RECORDS TO PROCESS:
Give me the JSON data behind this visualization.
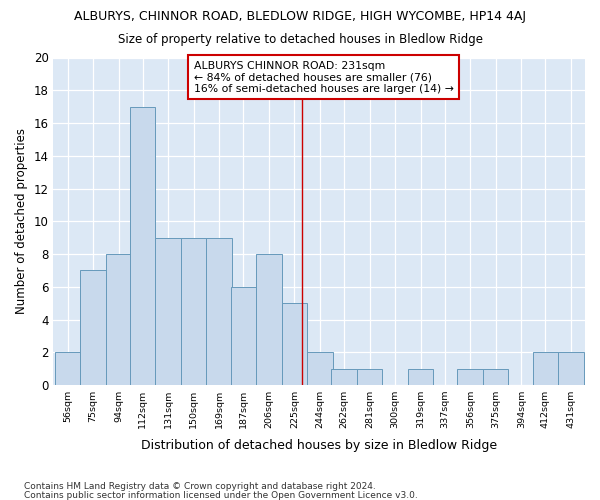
{
  "title": "ALBURYS, CHINNOR ROAD, BLEDLOW RIDGE, HIGH WYCOMBE, HP14 4AJ",
  "subtitle": "Size of property relative to detached houses in Bledlow Ridge",
  "xlabel": "Distribution of detached houses by size in Bledlow Ridge",
  "ylabel": "Number of detached properties",
  "bins": [
    56,
    75,
    94,
    112,
    131,
    150,
    169,
    187,
    206,
    225,
    244,
    262,
    281,
    300,
    319,
    337,
    356,
    375,
    394,
    412,
    431
  ],
  "values": [
    2,
    7,
    8,
    17,
    9,
    9,
    9,
    6,
    8,
    5,
    2,
    1,
    1,
    0,
    1,
    0,
    1,
    1,
    0,
    2,
    2
  ],
  "bar_color": "#c8d9ec",
  "bar_edge_color": "#6699bb",
  "vline_x": 231,
  "vline_color": "#cc0000",
  "annotation_text": "ALBURYS CHINNOR ROAD: 231sqm\n← 84% of detached houses are smaller (76)\n16% of semi-detached houses are larger (14) →",
  "annotation_box_color": "#ffffff",
  "annotation_box_edge": "#cc0000",
  "ylim": [
    0,
    20
  ],
  "yticks": [
    0,
    2,
    4,
    6,
    8,
    10,
    12,
    14,
    16,
    18,
    20
  ],
  "bg_color": "#dce8f5",
  "fig_bg_color": "#ffffff",
  "footer1": "Contains HM Land Registry data © Crown copyright and database right 2024.",
  "footer2": "Contains public sector information licensed under the Open Government Licence v3.0."
}
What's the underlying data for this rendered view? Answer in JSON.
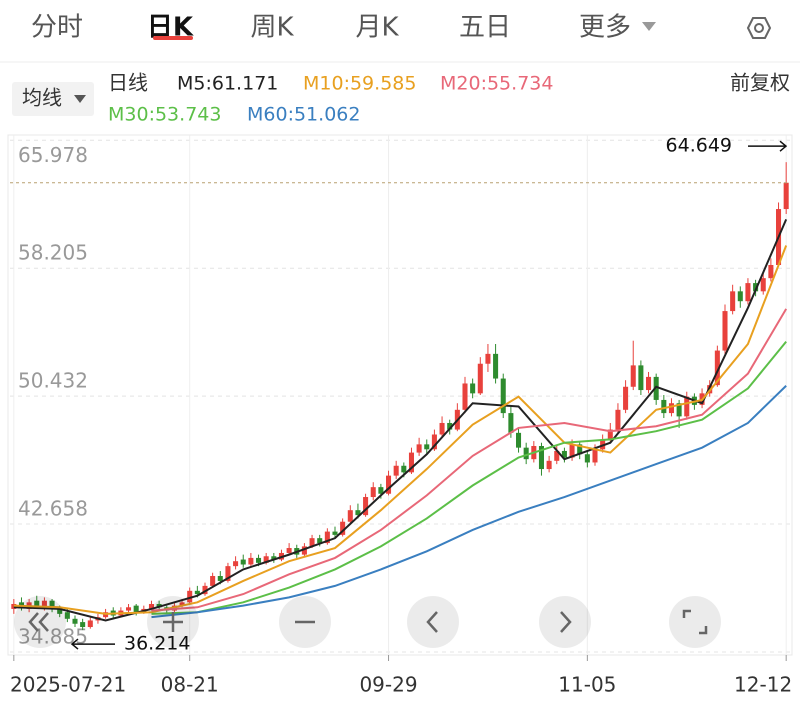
{
  "tabs": [
    "分时",
    "日K",
    "周K",
    "月K",
    "五日",
    "更多"
  ],
  "toolbar": {
    "ma_button": "均线",
    "period": "日线",
    "adjust": "前复权"
  },
  "chart_data": {
    "type": "candlestick",
    "candles": [
      [
        37.5,
        38.1,
        37.2,
        37.8
      ],
      [
        37.9,
        38.2,
        37.4,
        37.6
      ],
      [
        37.5,
        38.1,
        37.3,
        37.9
      ],
      [
        38.0,
        38.3,
        37.5,
        37.7
      ],
      [
        37.6,
        38.2,
        37.4,
        38.0
      ],
      [
        38.0,
        38.1,
        37.3,
        37.5
      ],
      [
        37.5,
        37.7,
        37.0,
        37.2
      ],
      [
        37.3,
        37.5,
        36.7,
        36.9
      ],
      [
        36.9,
        37.1,
        36.4,
        36.6
      ],
      [
        36.7,
        36.9,
        36.214,
        36.4
      ],
      [
        36.4,
        37.0,
        36.3,
        36.8
      ],
      [
        36.8,
        37.2,
        36.6,
        37.0
      ],
      [
        37.0,
        37.5,
        36.9,
        37.3
      ],
      [
        37.4,
        37.6,
        36.9,
        37.1
      ],
      [
        37.1,
        37.6,
        37.0,
        37.4
      ],
      [
        37.4,
        37.8,
        37.2,
        37.6
      ],
      [
        37.7,
        37.8,
        37.1,
        37.3
      ],
      [
        37.3,
        37.7,
        37.2,
        37.5
      ],
      [
        37.5,
        38.0,
        37.4,
        37.8
      ],
      [
        37.8,
        38.0,
        37.4,
        37.6
      ],
      [
        37.6,
        37.7,
        37.2,
        37.4
      ],
      [
        37.4,
        37.9,
        37.3,
        37.7
      ],
      [
        37.7,
        38.1,
        37.6,
        37.9
      ],
      [
        37.9,
        38.8,
        37.8,
        38.6
      ],
      [
        38.6,
        38.9,
        38.2,
        38.4
      ],
      [
        38.4,
        39.1,
        38.3,
        38.9
      ],
      [
        38.9,
        39.7,
        38.8,
        39.5
      ],
      [
        39.5,
        39.8,
        39.0,
        39.2
      ],
      [
        39.2,
        40.3,
        39.1,
        40.1
      ],
      [
        40.1,
        40.7,
        39.9,
        40.4
      ],
      [
        40.5,
        40.8,
        40.0,
        40.2
      ],
      [
        40.2,
        40.9,
        40.1,
        40.6
      ],
      [
        40.6,
        40.8,
        40.1,
        40.3
      ],
      [
        40.3,
        40.9,
        40.2,
        40.7
      ],
      [
        40.7,
        40.9,
        40.3,
        40.5
      ],
      [
        40.5,
        41.1,
        40.4,
        40.9
      ],
      [
        40.9,
        41.5,
        40.8,
        41.2
      ],
      [
        41.2,
        41.4,
        40.6,
        40.8
      ],
      [
        40.8,
        41.5,
        40.7,
        41.3
      ],
      [
        41.3,
        42.0,
        41.2,
        41.8
      ],
      [
        41.8,
        42.0,
        41.3,
        41.5
      ],
      [
        41.5,
        42.4,
        41.4,
        42.2
      ],
      [
        42.2,
        42.5,
        41.8,
        42.0
      ],
      [
        42.0,
        43.0,
        41.9,
        42.8
      ],
      [
        42.8,
        43.8,
        42.7,
        43.5
      ],
      [
        43.5,
        43.9,
        43.0,
        43.2
      ],
      [
        43.2,
        44.5,
        43.1,
        44.3
      ],
      [
        44.3,
        45.2,
        44.1,
        44.9
      ],
      [
        44.9,
        45.1,
        44.2,
        44.5
      ],
      [
        44.5,
        45.9,
        44.4,
        45.6
      ],
      [
        45.6,
        46.5,
        45.4,
        46.2
      ],
      [
        46.2,
        46.4,
        45.5,
        45.8
      ],
      [
        45.8,
        47.3,
        45.7,
        47.0
      ],
      [
        47.0,
        47.9,
        46.8,
        47.5
      ],
      [
        47.5,
        47.8,
        46.9,
        47.2
      ],
      [
        47.2,
        48.4,
        47.1,
        48.1
      ],
      [
        48.1,
        49.2,
        47.9,
        48.8
      ],
      [
        48.8,
        49.0,
        48.1,
        48.4
      ],
      [
        48.4,
        50.0,
        48.3,
        49.6
      ],
      [
        49.6,
        51.6,
        49.4,
        51.2
      ],
      [
        51.2,
        51.5,
        50.3,
        50.6
      ],
      [
        50.6,
        52.8,
        50.5,
        52.4
      ],
      [
        52.4,
        53.6,
        51.9,
        53.0
      ],
      [
        53.0,
        53.6,
        51.2,
        51.5
      ],
      [
        51.5,
        51.8,
        49.1,
        49.4
      ],
      [
        49.4,
        49.8,
        47.9,
        48.2
      ],
      [
        48.2,
        48.5,
        47.0,
        47.3
      ],
      [
        47.3,
        47.6,
        46.3,
        46.6
      ],
      [
        46.6,
        47.7,
        46.4,
        47.4
      ],
      [
        47.4,
        47.6,
        45.6,
        46.0
      ],
      [
        46.0,
        46.8,
        45.8,
        46.5
      ],
      [
        46.5,
        47.4,
        46.3,
        47.1
      ],
      [
        47.1,
        47.3,
        46.4,
        46.7
      ],
      [
        46.7,
        47.8,
        46.5,
        47.5
      ],
      [
        47.5,
        47.7,
        46.6,
        46.9
      ],
      [
        46.9,
        47.1,
        46.1,
        46.4
      ],
      [
        46.4,
        47.5,
        46.2,
        47.2
      ],
      [
        47.2,
        48.1,
        47.0,
        47.8
      ],
      [
        47.8,
        48.8,
        47.6,
        48.4
      ],
      [
        48.4,
        50.0,
        48.2,
        49.6
      ],
      [
        49.6,
        51.4,
        49.4,
        51.0
      ],
      [
        51.0,
        53.8,
        50.8,
        52.3
      ],
      [
        52.3,
        52.6,
        50.5,
        50.8
      ],
      [
        50.8,
        51.9,
        50.6,
        51.6
      ],
      [
        51.6,
        51.8,
        49.9,
        50.2
      ],
      [
        50.2,
        50.5,
        49.1,
        49.4
      ],
      [
        49.4,
        50.3,
        49.2,
        50.0
      ],
      [
        50.0,
        50.2,
        48.5,
        49.2
      ],
      [
        49.2,
        50.7,
        49.0,
        50.4
      ],
      [
        50.4,
        50.6,
        49.6,
        49.9
      ],
      [
        49.9,
        50.9,
        49.7,
        50.6
      ],
      [
        50.6,
        51.4,
        50.4,
        51.1
      ],
      [
        51.1,
        53.5,
        51.0,
        53.2
      ],
      [
        53.2,
        56.0,
        53.0,
        55.6
      ],
      [
        55.6,
        57.2,
        55.4,
        56.8
      ],
      [
        56.8,
        57.1,
        55.8,
        56.2
      ],
      [
        56.2,
        57.6,
        56.0,
        57.3
      ],
      [
        57.3,
        57.5,
        56.5,
        56.8
      ],
      [
        56.8,
        57.9,
        56.6,
        57.6
      ],
      [
        57.6,
        58.8,
        57.4,
        58.4
      ],
      [
        58.4,
        62.2,
        58.3,
        61.8
      ],
      [
        61.8,
        64.649,
        61.5,
        63.4
      ]
    ],
    "up_color": "#e8413c",
    "down_color": "#2e8b2e",
    "ma": {
      "x": [
        0,
        6,
        12,
        18,
        24,
        30,
        36,
        42,
        48,
        54,
        60,
        66,
        72,
        78,
        84,
        90,
        96,
        101
      ],
      "series": [
        {
          "name": "M5:61.171",
          "color": "#222222",
          "values": [
            37.6,
            37.5,
            36.8,
            37.5,
            38.3,
            39.9,
            40.8,
            41.8,
            44.4,
            46.9,
            50.0,
            49.8,
            46.6,
            47.6,
            51.0,
            50.0,
            55.8,
            61.171
          ]
        },
        {
          "name": "M10:59.585",
          "color": "#e8a020",
          "values": [
            37.7,
            37.6,
            37.2,
            37.3,
            37.9,
            39.2,
            40.4,
            41.2,
            43.5,
            46.0,
            48.7,
            50.4,
            47.6,
            47.0,
            49.6,
            50.2,
            53.6,
            59.585
          ]
        },
        {
          "name": "M20:55.734",
          "color": "#e86878",
          "values": [
            null,
            null,
            null,
            37.4,
            37.6,
            38.4,
            39.6,
            40.6,
            42.3,
            44.4,
            46.8,
            48.5,
            48.8,
            48.3,
            48.6,
            49.3,
            51.8,
            55.734
          ]
        },
        {
          "name": "M30:53.743",
          "color": "#5cbf48",
          "values": [
            null,
            null,
            null,
            37.2,
            37.3,
            37.9,
            38.8,
            39.9,
            41.3,
            43.0,
            45.0,
            46.7,
            47.6,
            47.8,
            48.3,
            49.0,
            50.9,
            53.743
          ]
        },
        {
          "name": "M60:51.062",
          "color": "#3a7fc0",
          "values": [
            null,
            null,
            null,
            37.0,
            37.3,
            37.7,
            38.2,
            38.9,
            39.9,
            41.0,
            42.3,
            43.4,
            44.3,
            45.3,
            46.3,
            47.3,
            48.8,
            51.062
          ]
        }
      ]
    },
    "ylim": [
      34.7,
      66.3
    ],
    "yticks": [
      65.978,
      58.205,
      50.432,
      42.658,
      34.885
    ],
    "xlim": [
      -0.5,
      101.5
    ],
    "xticks": [
      {
        "value": 0,
        "label": "2025-07-21"
      },
      {
        "value": 23,
        "label": "08-21"
      },
      {
        "value": 49,
        "label": "09-29"
      },
      {
        "value": 75,
        "label": "11-05"
      },
      {
        "value": 101,
        "label": "12-12"
      }
    ],
    "high_label": 64.649,
    "low_label": 36.214,
    "grid": true
  }
}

WHAT THIS TASK INVOLVES:
Of the lines in the data, how many contain the word "JSON"? Provide the number and nothing further.

WRITTEN ANSWER:
2